(Figure content listings)
━━━━━━━━━━━━━━━━

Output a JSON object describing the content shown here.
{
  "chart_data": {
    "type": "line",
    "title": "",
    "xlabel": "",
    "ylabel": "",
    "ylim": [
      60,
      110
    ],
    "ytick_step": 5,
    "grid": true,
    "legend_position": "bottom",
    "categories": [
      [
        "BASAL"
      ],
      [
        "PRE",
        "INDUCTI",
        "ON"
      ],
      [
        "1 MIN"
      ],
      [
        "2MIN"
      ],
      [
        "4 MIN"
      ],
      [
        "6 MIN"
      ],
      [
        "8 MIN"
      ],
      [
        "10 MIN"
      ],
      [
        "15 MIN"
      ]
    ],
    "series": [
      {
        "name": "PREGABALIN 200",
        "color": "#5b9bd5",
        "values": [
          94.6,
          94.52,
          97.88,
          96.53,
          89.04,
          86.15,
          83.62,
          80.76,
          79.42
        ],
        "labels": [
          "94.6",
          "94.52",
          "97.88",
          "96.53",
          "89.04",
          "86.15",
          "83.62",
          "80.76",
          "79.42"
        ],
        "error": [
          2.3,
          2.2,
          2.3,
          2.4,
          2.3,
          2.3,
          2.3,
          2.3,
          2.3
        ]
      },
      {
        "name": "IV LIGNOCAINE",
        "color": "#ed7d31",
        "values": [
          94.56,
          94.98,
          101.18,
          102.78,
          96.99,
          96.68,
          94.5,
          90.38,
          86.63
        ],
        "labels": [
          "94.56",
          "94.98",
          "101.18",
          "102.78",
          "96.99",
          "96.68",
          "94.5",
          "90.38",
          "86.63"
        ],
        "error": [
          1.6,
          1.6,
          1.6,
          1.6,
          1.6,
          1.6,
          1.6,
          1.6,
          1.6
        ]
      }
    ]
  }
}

━━━━━━━━━━━━━━━━

Requirement
Repeat the preceding lines exactly, please, every one of them.

Finished task
Output a JSON object describing the content shown here.
{
  "chart_data": {
    "type": "line",
    "title": "",
    "xlabel": "",
    "ylabel": "",
    "ylim": [
      60,
      110
    ],
    "ytick_step": 5,
    "grid": true,
    "legend_position": "bottom",
    "categories": [
      [
        "BASAL"
      ],
      [
        "PRE",
        "INDUCTI",
        "ON"
      ],
      [
        "1 MIN"
      ],
      [
        "2MIN"
      ],
      [
        "4 MIN"
      ],
      [
        "6 MIN"
      ],
      [
        "8 MIN"
      ],
      [
        "10 MIN"
      ],
      [
        "15 MIN"
      ]
    ],
    "series": [
      {
        "name": "PREGABALIN 200",
        "color": "#5b9bd5",
        "values": [
          94.6,
          94.52,
          97.88,
          96.53,
          89.04,
          86.15,
          83.62,
          80.76,
          79.42
        ],
        "labels": [
          "94.6",
          "94.52",
          "97.88",
          "96.53",
          "89.04",
          "86.15",
          "83.62",
          "80.76",
          "79.42"
        ],
        "error": [
          2.3,
          2.2,
          2.3,
          2.4,
          2.3,
          2.3,
          2.3,
          2.3,
          2.3
        ]
      },
      {
        "name": "IV LIGNOCAINE",
        "color": "#ed7d31",
        "values": [
          94.56,
          94.98,
          101.18,
          102.78,
          96.99,
          96.68,
          94.5,
          90.38,
          86.63
        ],
        "labels": [
          "94.56",
          "94.98",
          "101.18",
          "102.78",
          "96.99",
          "96.68",
          "94.5",
          "90.38",
          "86.63"
        ],
        "error": [
          1.6,
          1.6,
          1.6,
          1.6,
          1.6,
          1.6,
          1.6,
          1.6,
          1.6
        ]
      }
    ]
  }
}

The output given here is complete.